● **Written problem**: Without including any images, repeat the data exactly.

Records from a collection
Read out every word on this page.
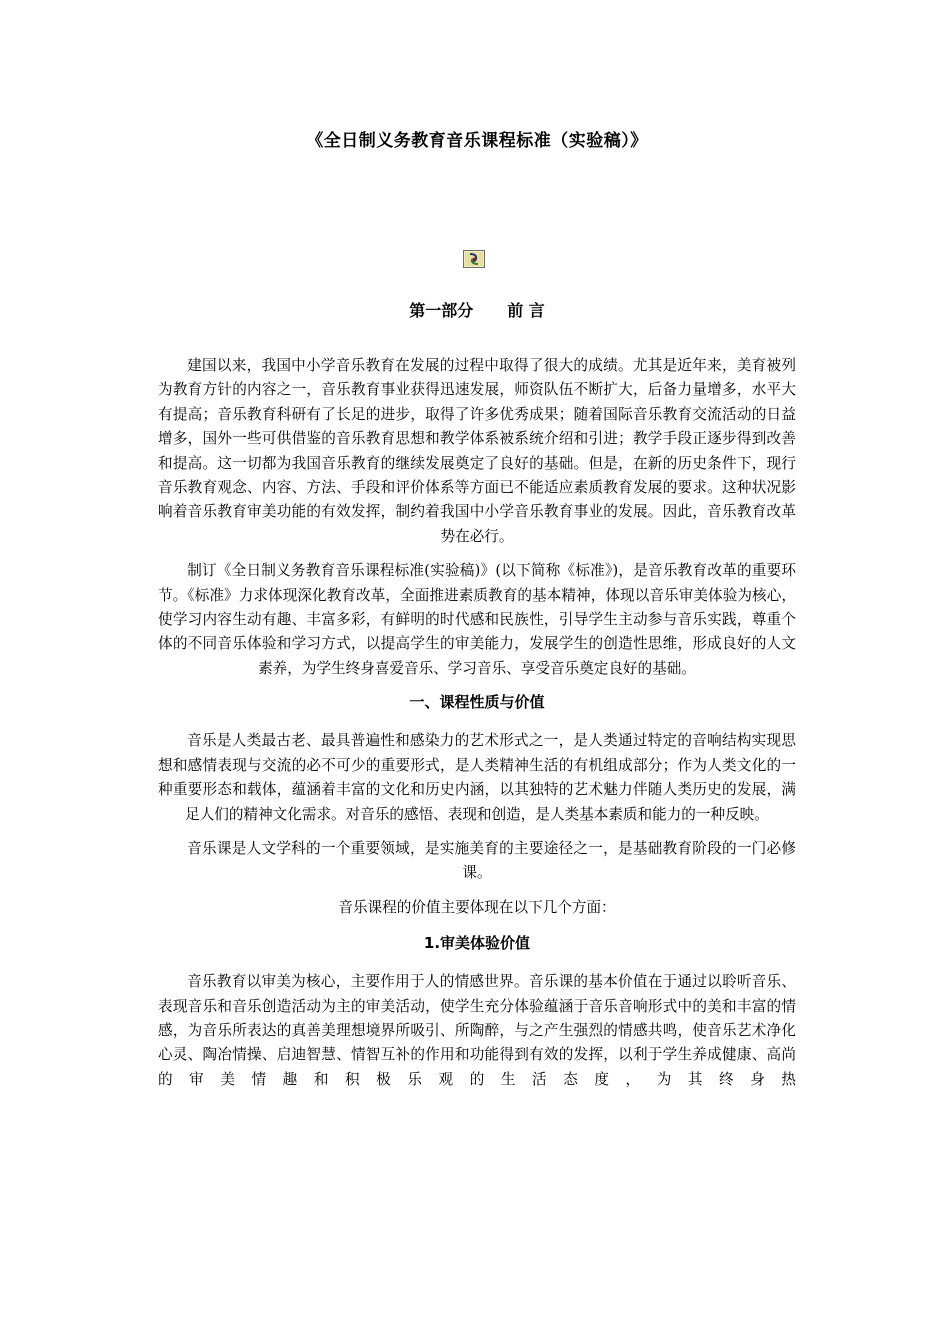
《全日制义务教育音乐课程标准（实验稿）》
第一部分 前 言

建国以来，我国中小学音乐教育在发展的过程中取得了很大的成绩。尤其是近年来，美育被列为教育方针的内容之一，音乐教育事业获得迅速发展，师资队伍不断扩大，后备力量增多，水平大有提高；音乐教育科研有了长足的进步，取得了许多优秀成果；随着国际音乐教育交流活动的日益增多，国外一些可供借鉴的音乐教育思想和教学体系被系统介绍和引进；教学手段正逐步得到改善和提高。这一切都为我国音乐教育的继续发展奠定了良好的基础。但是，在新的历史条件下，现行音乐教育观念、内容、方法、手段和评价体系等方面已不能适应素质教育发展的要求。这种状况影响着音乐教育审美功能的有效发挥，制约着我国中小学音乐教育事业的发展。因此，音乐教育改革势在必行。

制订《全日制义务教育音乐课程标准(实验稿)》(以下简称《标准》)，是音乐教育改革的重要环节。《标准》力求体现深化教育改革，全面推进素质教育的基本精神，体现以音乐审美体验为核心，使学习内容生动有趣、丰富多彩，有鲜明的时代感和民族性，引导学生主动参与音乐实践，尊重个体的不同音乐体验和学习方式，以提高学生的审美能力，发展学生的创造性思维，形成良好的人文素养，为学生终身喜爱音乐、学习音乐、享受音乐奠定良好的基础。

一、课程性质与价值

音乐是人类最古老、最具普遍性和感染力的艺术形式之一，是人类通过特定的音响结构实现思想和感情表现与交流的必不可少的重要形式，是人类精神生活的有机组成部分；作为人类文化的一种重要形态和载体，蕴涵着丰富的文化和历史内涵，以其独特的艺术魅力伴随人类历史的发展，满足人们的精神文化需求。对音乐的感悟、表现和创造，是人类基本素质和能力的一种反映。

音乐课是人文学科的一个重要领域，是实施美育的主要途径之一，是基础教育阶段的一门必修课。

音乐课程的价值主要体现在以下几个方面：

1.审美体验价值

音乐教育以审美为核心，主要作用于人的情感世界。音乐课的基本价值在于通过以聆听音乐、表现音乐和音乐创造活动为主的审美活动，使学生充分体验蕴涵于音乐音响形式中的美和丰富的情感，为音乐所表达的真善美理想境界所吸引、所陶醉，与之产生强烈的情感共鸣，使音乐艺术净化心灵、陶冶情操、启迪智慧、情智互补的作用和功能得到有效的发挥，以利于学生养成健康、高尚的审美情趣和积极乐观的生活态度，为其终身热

● **Answer to the exercise**:
Read out every word on this page.
《全日制义务教育音乐课程标准（实验稿）》
第一部分 前 言

建国以来，我国中小学音乐教育在发展的过程中取得了很大的成绩。尤其是近年来，美育被列为教育方针的内容之一，音乐教育事业获得迅速发展，师资队伍不断扩大，后备力量增多，水平大有提高；音乐教育科研有了长足的进步，取得了许多优秀成果；随着国际音乐教育交流活动的日益增多，国外一些可供借鉴的音乐教育思想和教学体系被系统介绍和引进；教学手段正逐步得到改善和提高。这一切都为我国音乐教育的继续发展奠定了良好的基础。但是，在新的历史条件下，现行音乐教育观念、内容、方法、手段和评价体系等方面已不能适应素质教育发展的要求。这种状况影响着音乐教育审美功能的有效发挥，制约着我国中小学音乐教育事业的发展。因此，音乐教育改革势在必行。

制订《全日制义务教育音乐课程标准(实验稿)》(以下简称《标准》)，是音乐教育改革的重要环节。《标准》力求体现深化教育改革，全面推进素质教育的基本精神，体现以音乐审美体验为核心，使学习内容生动有趣、丰富多彩，有鲜明的时代感和民族性，引导学生主动参与音乐实践，尊重个体的不同音乐体验和学习方式，以提高学生的审美能力，发展学生的创造性思维，形成良好的人文素养，为学生终身喜爱音乐、学习音乐、享受音乐奠定良好的基础。

一、课程性质与价值

音乐是人类最古老、最具普遍性和感染力的艺术形式之一，是人类通过特定的音响结构实现思想和感情表现与交流的必不可少的重要形式，是人类精神生活的有机组成部分；作为人类文化的一种重要形态和载体，蕴涵着丰富的文化和历史内涵，以其独特的艺术魅力伴随人类历史的发展，满足人们的精神文化需求。对音乐的感悟、表现和创造，是人类基本素质和能力的一种反映。

音乐课是人文学科的一个重要领域，是实施美育的主要途径之一，是基础教育阶段的一门必修课。

音乐课程的价值主要体现在以下几个方面：

1.审美体验价值

音乐教育以审美为核心，主要作用于人的情感世界。音乐课的基本价值在于通过以聆听音乐、表现音乐和音乐创造活动为主的审美活动，使学生充分体验蕴涵于音乐音响形式中的美和丰富的情感，为音乐所表达的真善美理想境界所吸引、所陶醉，与之产生强烈的情感共鸣，使音乐艺术净化心灵、陶冶情操、启迪智慧、情智互补的作用和功能得到有效的发挥，以利于学生养成健康、高尚的审美情趣和积极乐观的生活态度，为其终身热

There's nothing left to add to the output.